--- START INPUT RECORDS ---

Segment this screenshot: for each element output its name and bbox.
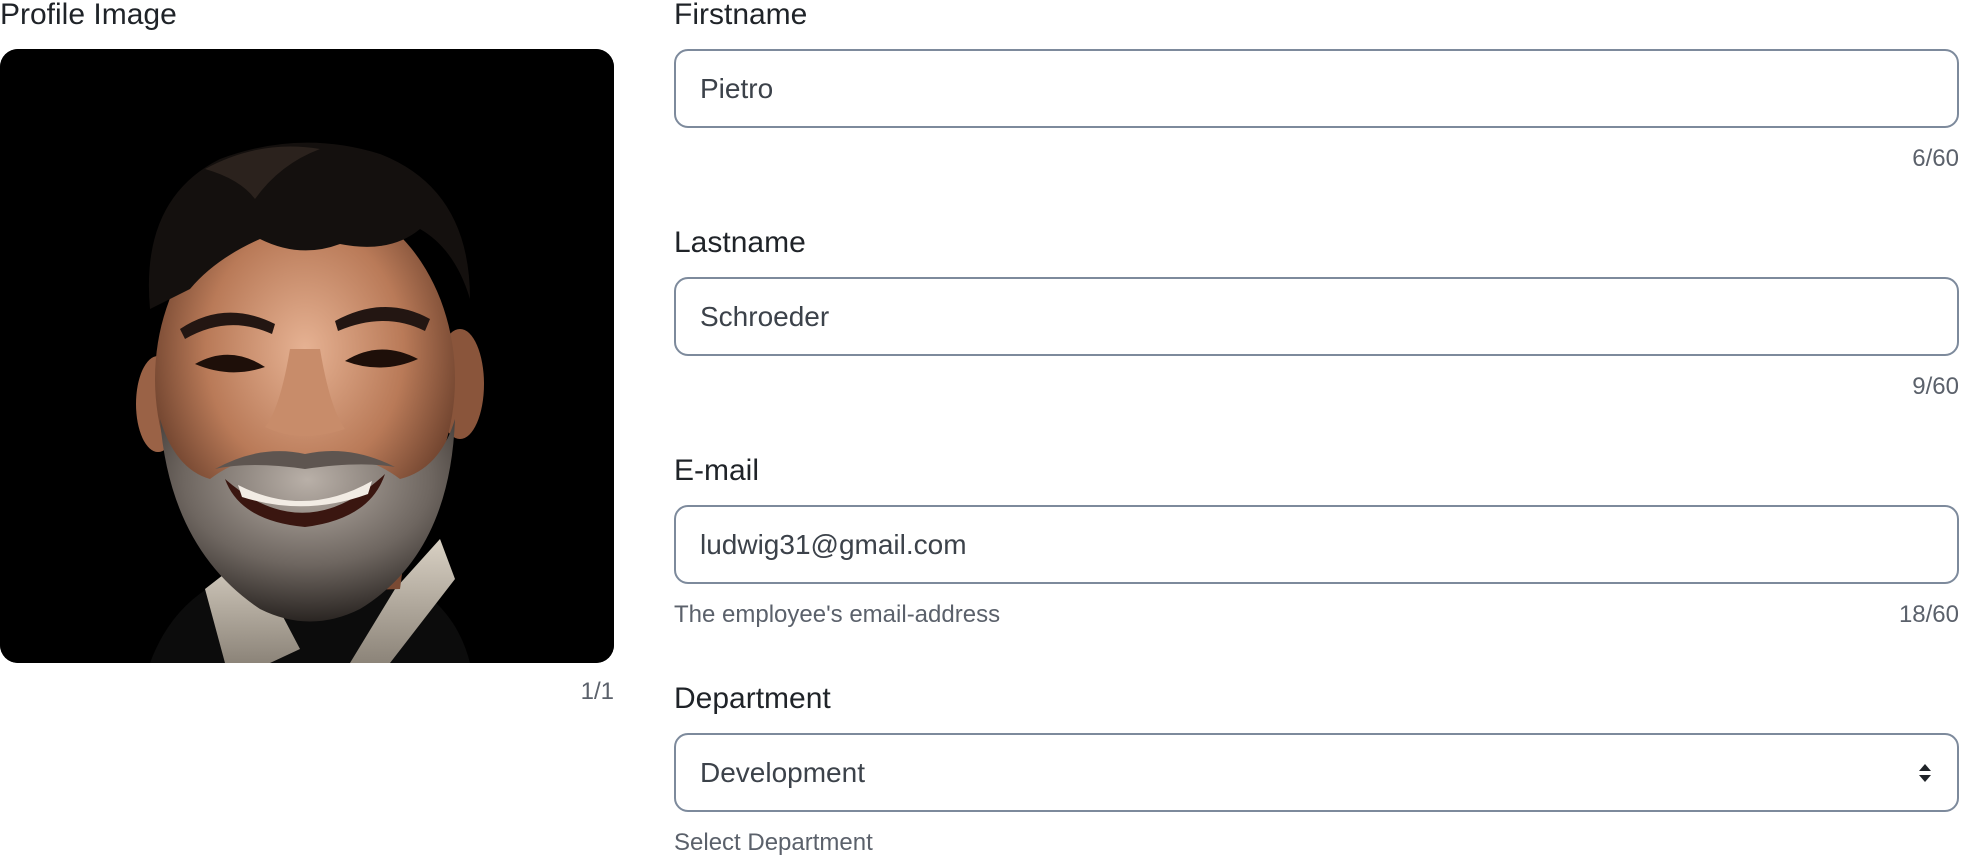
firstname-footer: 6/60 — [674, 145, 1959, 175]
department-footer: Select Department — [674, 829, 1959, 859]
firstname-label: Firstname — [674, 0, 808, 31]
lastname-char-counter: 9/60 — [1912, 373, 1959, 400]
department-selected-value: Development — [700, 756, 865, 788]
firstname-field-box[interactable] — [674, 49, 1959, 128]
profile-image-label: Profile Image — [0, 0, 177, 31]
lastname-input[interactable] — [700, 300, 1933, 333]
email-input[interactable] — [700, 528, 1933, 561]
profile-photo-image — [0, 49, 614, 663]
lastname-footer: 9/60 — [674, 373, 1959, 403]
email-footer: The employee's email-address 18/60 — [674, 601, 1959, 631]
sort-updown-icon — [1919, 763, 1931, 782]
department-select[interactable]: Development — [674, 733, 1959, 812]
lastname-field-box[interactable] — [674, 277, 1959, 356]
image-counter: 1/1 — [580, 678, 614, 705]
profile-photo[interactable] — [0, 49, 614, 663]
firstname-char-counter: 6/60 — [1912, 145, 1959, 172]
department-helper-text: Select Department — [674, 829, 873, 856]
lastname-label: Lastname — [674, 226, 806, 259]
email-field-box[interactable] — [674, 505, 1959, 584]
department-label: Department — [674, 682, 831, 715]
email-label: E-mail — [674, 454, 760, 487]
email-helper-text: The employee's email-address — [674, 601, 1001, 628]
firstname-input[interactable] — [700, 72, 1933, 105]
email-char-counter: 18/60 — [1898, 601, 1959, 628]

--- END INPUT RECORDS ---

◆ **PROBLEM TO SOLVE**
Filter the data above, keeping each line that contains the string "counter". Matching is case-sensitive.

◆ **FULL RESPONSE**
lastname-char-counter: 9/60 — [1912, 373, 1959, 400]
image-counter: 1/1 — [580, 678, 614, 705]
firstname-char-counter: 6/60 — [1912, 145, 1959, 172]
email-char-counter: 18/60 — [1898, 601, 1959, 628]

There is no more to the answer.